-- Start of Passage --

Our Board held ten meetings during the fiscal year ended June 30, 2015. No director serving on our Board in fiscal 2015 attended fewer than 75 percent of the aggregate of the meetings of our Board and the meetings of the committees on which he served.

Executive Sessions

The independent members of our Board meet regularly in executive session (without the participation of executive officers or other non-independent directors), generally before or after a regularly scheduled Board meetings or at such other times requested by our independent directors. Executive sessions of the independent directors are chaired by our Chairman. The executive sessions include discussions and recommendations regarding guidance to be provided to the Chief Executive Officer and such topics as the independent directors determine.

Committees of the Board of Directors

In fiscal 2015, our Board had a separately-designated standing Audit Committee, Compensation Committee, and Nominating and Corporate Governance Committee and Strategy Committee. Our Board has adopted a written charter for each of these committees, each of which is available on our website at http://www.extremenetworks.com/about-extreme/corp-governance.aspx.

-- End of Passage --
-- Start of Record set --

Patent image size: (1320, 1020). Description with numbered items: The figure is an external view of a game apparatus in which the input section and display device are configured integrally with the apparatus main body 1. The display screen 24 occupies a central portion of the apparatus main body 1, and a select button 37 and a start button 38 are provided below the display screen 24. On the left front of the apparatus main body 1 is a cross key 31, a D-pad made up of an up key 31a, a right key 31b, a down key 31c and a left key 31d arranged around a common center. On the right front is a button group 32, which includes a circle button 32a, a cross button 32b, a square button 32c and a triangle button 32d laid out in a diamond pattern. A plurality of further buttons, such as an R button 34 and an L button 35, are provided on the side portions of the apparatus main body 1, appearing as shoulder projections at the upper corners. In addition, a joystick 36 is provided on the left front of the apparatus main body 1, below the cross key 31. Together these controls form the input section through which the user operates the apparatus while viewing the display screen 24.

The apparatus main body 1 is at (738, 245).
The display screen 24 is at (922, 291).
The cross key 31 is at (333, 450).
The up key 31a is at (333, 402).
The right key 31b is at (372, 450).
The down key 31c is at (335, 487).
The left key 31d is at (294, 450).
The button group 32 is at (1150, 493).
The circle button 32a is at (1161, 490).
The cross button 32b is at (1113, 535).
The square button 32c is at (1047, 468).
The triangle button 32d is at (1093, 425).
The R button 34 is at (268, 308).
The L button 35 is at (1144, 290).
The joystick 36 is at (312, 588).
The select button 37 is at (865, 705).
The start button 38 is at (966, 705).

-- End of Record set --

Required work – How would the passage on the board's meetings and committees continue after its final sentence about the committee charters? Write the next part.

Result –
Fiscal 2015 Committee Membership

Name 

Audit
Committee

 

Compensation
Committee

 

Nominating and
Corporate Governance
Committee

 

Strategy

Committee

Charles Carinalli      Chairman  Member   
Randi Paikoff Feigin   Member(1)        Member
John H. Kispert   Chairman        Member
Edward H. Kennedy   Member  Member(2)     Member
Raj Khanna   Member(3)         
Edward B. Meyercord III         Member(4)  Chairman(5)
John C. Shoemaker      Member  Chairman   
Maury Austin(6)   Member  Member      

___________

(1)Ms. Feigin was appointed to the Audit Committee effective November 12, 2014.
(2)Mr. Kennedy was appointed to the Compensation Committee effective November 12, 2014.
(3)Mr. Khanna was appointed to the Audit Committee effective December 12, 2014.
(4)Mr. Meyercord served as a member of the Nominating and Corporate Governance Committee through April 18, 2015.
(5)Mr. Meyercord served as Chairman of the Strategy Committee until April 18, 2015.
(6)Mr. Austin served as a member of the Board of Directors and all other listed memberships until November 12, 2014.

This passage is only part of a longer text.